- Your task:
Extract the complete data exactly as given.

[Figure record listings]
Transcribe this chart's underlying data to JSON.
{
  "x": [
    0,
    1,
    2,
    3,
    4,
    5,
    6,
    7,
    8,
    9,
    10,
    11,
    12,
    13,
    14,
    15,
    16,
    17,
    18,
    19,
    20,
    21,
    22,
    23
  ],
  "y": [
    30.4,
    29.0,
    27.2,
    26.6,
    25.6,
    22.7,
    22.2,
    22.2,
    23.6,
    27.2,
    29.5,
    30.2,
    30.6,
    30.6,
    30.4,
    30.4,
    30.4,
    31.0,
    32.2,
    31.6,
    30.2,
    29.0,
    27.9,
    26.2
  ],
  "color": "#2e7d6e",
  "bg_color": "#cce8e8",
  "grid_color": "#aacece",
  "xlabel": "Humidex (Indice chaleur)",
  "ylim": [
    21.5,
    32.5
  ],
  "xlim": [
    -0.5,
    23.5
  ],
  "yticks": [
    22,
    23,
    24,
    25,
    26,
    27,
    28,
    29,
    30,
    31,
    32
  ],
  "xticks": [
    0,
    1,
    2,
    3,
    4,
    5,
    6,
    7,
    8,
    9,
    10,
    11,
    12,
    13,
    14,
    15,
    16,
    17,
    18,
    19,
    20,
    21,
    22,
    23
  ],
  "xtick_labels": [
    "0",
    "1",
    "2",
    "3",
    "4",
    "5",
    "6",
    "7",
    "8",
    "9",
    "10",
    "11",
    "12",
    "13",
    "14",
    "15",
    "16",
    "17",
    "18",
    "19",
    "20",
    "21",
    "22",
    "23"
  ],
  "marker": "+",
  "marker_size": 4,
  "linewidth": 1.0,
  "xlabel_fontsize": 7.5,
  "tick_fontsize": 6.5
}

- Response to the task:
Transcribe this chart's underlying data to JSON.
{
  "x": [
    0,
    1,
    2,
    3,
    4,
    5,
    6,
    7,
    8,
    9,
    10,
    11,
    12,
    13,
    14,
    15,
    16,
    17,
    18,
    19,
    20,
    21,
    22,
    23
  ],
  "y": [
    30.4,
    29.0,
    27.2,
    26.6,
    25.6,
    22.7,
    22.2,
    22.2,
    23.6,
    27.2,
    29.5,
    30.2,
    30.6,
    30.6,
    30.4,
    30.4,
    30.4,
    31.0,
    32.2,
    31.6,
    30.2,
    29.0,
    27.9,
    26.2
  ],
  "color": "#2e7d6e",
  "bg_color": "#cce8e8",
  "grid_color": "#aacece",
  "xlabel": "Humidex (Indice chaleur)",
  "ylim": [
    21.5,
    32.5
  ],
  "xlim": [
    -0.5,
    23.5
  ],
  "yticks": [
    22,
    23,
    24,
    25,
    26,
    27,
    28,
    29,
    30,
    31,
    32
  ],
  "xticks": [
    0,
    1,
    2,
    3,
    4,
    5,
    6,
    7,
    8,
    9,
    10,
    11,
    12,
    13,
    14,
    15,
    16,
    17,
    18,
    19,
    20,
    21,
    22,
    23
  ],
  "xtick_labels": [
    "0",
    "1",
    "2",
    "3",
    "4",
    "5",
    "6",
    "7",
    "8",
    "9",
    "10",
    "11",
    "12",
    "13",
    "14",
    "15",
    "16",
    "17",
    "18",
    "19",
    "20",
    "21",
    "22",
    "23"
  ],
  "marker": "+",
  "marker_size": 4,
  "linewidth": 1.0,
  "xlabel_fontsize": 7.5,
  "tick_fontsize": 6.5
}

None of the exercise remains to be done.